**Sayfa:**
┏━━
Şükrü HÜSEYİNOĞLU
ÂHİR ZAMANDA ERDEMLİ OLMAK VE ERDEMLİ KALMAK
Özellikle de son 20 yılda kendisini İslam’a nisbet eden kişi ve kesimler arasında İslam’ın ilke ve ölçülerine ittiba hususundaki ciddi gevşeme ve yaşanan büyük irtifa kaybı sebebiyle zaman zaman ifade etmeye çalışıyoruz ki, pazara kadar değil mezara kadar devam eden kulluk imtihanımız sürecinde temel azığımız olan ve dolayısıyla üzerlerinde titizlik göstermemiz gereken iki hususiyet söz konusu: İstikamet ve istikrar.
Son yirmi yılda, şeytani düzenin sağdan yanaşması sürecine ve maalesef bunun karşısında istikamet zaafiyetlerinin ve istikrarda (iman akdi üzere kararlı duruşta) gevşemelerin yaşandığına tanıklık ettik. Yaşanan istikamet krizleri giderek derinleşti ve “Durun kalabalıklar, bu cadde çıkmak sokak” haykırışlarıyla hakkı ve sabrı tavsiye eden müminlere kulakların tıkanması ve bâtılın her çeşit ve tonundan teberri bilinç ve tutumu yerine “bâtıldan bâtıl beğenme ve seçme” yaklaşımının öne çıkarılmasıyla kalıcı hale geldi. Kısacası anormal olan, normalleştirildi.
Oysa biz “Rabbimizin hükmüne sabretmekle” emrolunmuştuk.[1] Rabbimizin gösterdiği istikametin, Rasulullah (a.s.) ve beraberindeki ilk neslin bu istikamet üzere izlediği yol ve usulün bizim dünya ve ahiret maslahatımız için yegâne istikamet olduğuna iman etmekle (bundan emin olmakla) emrolunmuştuk. İmani zaafiyet/eminlikten uzaklaşma, İslam’ın ilke ve ölçüleri dışında maslahat algı ve arayışlarını doğurdu. Bu da kaçınılmaz olarak “sağa” – “sola” yalpalamaları getirdi.
┗━━
**Gereksinimler:**
a – Yazıda çift tırnak içinde geçen bütün ifadeleri, metindeki sıralarıyla listeleyin.
b – Yazının "Son yirmi yılda, şeytani" ile "anormal olan, normalleştirildi." arasındaki bölümünü, bu iki ifade de dahil olmak üzere aynen aktarın.

Ham öğeler:
┏━━
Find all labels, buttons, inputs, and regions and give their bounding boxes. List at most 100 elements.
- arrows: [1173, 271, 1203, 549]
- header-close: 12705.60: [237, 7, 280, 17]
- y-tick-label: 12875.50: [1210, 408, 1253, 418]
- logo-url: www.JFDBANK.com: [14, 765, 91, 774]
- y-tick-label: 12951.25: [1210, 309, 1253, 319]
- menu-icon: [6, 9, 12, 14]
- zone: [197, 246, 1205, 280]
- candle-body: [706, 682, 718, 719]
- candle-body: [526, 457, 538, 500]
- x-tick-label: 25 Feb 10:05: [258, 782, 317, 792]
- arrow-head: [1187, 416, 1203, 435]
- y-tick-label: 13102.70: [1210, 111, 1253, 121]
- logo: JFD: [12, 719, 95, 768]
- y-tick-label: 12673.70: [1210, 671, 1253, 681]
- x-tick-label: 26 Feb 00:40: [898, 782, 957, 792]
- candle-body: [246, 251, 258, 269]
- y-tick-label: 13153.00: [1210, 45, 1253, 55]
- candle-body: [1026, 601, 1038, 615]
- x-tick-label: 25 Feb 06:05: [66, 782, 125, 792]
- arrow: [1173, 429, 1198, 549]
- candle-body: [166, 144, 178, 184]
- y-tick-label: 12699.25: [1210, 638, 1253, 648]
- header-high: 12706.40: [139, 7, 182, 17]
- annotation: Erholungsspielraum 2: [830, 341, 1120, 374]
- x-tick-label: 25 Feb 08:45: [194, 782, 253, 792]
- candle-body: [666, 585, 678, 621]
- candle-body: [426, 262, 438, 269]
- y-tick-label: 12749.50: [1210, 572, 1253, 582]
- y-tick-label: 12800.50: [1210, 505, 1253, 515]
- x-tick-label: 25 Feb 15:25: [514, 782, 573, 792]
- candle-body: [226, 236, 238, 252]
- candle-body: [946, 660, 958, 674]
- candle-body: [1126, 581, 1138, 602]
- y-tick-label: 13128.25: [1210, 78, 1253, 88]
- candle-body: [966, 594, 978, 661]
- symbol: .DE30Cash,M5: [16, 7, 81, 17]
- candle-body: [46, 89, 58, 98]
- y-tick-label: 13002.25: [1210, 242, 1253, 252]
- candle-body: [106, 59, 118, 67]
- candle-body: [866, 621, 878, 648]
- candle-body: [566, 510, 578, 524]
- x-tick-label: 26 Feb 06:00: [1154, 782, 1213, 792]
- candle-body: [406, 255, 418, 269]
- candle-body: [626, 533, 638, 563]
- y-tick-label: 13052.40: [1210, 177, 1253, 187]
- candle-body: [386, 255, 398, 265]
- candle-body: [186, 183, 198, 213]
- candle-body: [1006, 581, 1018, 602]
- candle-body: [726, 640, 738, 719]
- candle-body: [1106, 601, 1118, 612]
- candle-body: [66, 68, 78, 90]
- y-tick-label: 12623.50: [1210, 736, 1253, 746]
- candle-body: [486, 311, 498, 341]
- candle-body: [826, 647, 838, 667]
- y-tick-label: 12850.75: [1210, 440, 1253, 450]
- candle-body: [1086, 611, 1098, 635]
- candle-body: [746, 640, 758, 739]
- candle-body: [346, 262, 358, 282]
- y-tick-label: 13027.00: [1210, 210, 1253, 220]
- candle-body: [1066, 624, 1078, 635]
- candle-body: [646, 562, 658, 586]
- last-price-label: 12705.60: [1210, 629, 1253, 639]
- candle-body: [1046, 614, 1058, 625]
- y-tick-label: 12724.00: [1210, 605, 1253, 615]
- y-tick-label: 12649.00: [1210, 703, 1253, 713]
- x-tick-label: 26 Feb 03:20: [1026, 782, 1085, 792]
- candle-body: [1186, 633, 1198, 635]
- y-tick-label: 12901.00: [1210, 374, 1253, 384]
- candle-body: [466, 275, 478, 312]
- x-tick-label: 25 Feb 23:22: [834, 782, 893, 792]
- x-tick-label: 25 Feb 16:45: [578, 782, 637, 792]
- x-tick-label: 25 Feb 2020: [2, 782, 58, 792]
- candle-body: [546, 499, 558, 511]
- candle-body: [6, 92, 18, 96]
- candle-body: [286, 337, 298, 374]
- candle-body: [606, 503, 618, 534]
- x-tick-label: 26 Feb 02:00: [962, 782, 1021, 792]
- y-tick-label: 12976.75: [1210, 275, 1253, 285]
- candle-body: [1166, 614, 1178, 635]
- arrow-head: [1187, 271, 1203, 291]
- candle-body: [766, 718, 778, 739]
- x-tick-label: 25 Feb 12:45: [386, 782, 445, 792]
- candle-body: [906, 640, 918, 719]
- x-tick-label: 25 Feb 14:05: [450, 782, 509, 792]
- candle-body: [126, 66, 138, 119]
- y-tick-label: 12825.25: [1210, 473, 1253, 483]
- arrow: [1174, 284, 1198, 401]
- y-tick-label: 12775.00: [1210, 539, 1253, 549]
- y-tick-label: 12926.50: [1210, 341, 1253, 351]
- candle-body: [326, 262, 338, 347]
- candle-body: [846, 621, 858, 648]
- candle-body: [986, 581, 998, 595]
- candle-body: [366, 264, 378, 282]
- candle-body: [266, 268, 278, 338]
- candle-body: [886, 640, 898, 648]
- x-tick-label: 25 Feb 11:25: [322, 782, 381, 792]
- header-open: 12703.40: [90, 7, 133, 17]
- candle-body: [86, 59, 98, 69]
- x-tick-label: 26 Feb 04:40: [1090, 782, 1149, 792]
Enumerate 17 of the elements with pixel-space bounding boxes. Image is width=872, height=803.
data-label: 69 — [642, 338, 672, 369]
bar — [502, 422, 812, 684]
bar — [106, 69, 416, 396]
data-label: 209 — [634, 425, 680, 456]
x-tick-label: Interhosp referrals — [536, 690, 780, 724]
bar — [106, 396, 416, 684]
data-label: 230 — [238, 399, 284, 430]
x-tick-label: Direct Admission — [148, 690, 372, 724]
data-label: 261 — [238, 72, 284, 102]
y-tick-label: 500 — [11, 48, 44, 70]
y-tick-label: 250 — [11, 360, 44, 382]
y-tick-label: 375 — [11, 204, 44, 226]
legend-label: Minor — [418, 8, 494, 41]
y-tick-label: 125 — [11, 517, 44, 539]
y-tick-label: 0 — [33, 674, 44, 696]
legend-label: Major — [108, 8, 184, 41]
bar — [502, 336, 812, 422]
┗━━
**Alıştırma cevapları:**
a –
1. Durun kalabalıklar, bu cadde çıkmak sokak
2. bâtıldan bâtıl beğenme ve seçme
3. Rabbimizin hükmüne sabretmekle
4. sağa
5. sola

b –
Son yirmi yılda, şeytani düzenin sağdan yanaşması sürecine ve maalesef bunun karşısında istikamet zaafiyetlerinin ve istikrarda (iman akdi üzere kararlı duruşta) gevşemelerin yaşandığına tanıklık ettik. Yaşanan istikamet krizleri giderek derinleşti ve “Durun kalabalıklar, bu cadde çıkmak sokak” haykırışlarıyla hakkı ve sabrı tavsiye eden müminlere kulakların tıkanması ve bâtılın her çeşit ve tonundan teberri bilinç ve tutumu yerine “bâtıldan bâtıl beğenme ve seçme” yaklaşımının öne çıkarılmasıyla kalıcı hale geldi. Kısacası anormal olan, normalleştirildi.